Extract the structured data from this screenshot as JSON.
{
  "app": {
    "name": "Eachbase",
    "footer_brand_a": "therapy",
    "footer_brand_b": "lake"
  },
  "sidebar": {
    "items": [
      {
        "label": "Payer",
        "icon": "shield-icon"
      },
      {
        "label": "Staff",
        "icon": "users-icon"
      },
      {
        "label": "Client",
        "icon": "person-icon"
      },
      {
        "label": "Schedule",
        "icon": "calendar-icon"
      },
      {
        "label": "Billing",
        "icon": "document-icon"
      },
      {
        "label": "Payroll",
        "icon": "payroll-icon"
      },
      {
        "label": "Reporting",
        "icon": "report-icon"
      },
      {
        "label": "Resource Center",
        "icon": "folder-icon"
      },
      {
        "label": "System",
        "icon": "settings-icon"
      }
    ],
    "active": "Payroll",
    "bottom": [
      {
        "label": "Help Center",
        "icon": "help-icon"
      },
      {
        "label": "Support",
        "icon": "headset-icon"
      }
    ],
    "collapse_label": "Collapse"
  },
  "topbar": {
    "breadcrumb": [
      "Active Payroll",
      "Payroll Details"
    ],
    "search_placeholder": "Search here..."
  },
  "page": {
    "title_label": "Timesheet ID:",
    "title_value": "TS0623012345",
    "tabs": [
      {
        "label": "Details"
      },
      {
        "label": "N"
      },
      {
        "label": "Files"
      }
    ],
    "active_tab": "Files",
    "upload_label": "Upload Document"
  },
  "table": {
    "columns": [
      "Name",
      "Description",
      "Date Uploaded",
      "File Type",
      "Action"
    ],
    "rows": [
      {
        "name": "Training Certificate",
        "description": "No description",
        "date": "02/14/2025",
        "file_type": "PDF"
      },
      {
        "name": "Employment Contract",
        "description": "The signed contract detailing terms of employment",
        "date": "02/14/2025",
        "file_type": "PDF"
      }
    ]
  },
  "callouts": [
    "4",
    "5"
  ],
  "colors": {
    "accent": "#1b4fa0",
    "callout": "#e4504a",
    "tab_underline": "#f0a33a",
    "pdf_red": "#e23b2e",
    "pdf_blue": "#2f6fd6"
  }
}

□ □ □ □ □ □ □

Task description
Take every line containing the word "Center" and copy it.

Answer to this task
        "label": "Resource Center",
        "label": "Help Center",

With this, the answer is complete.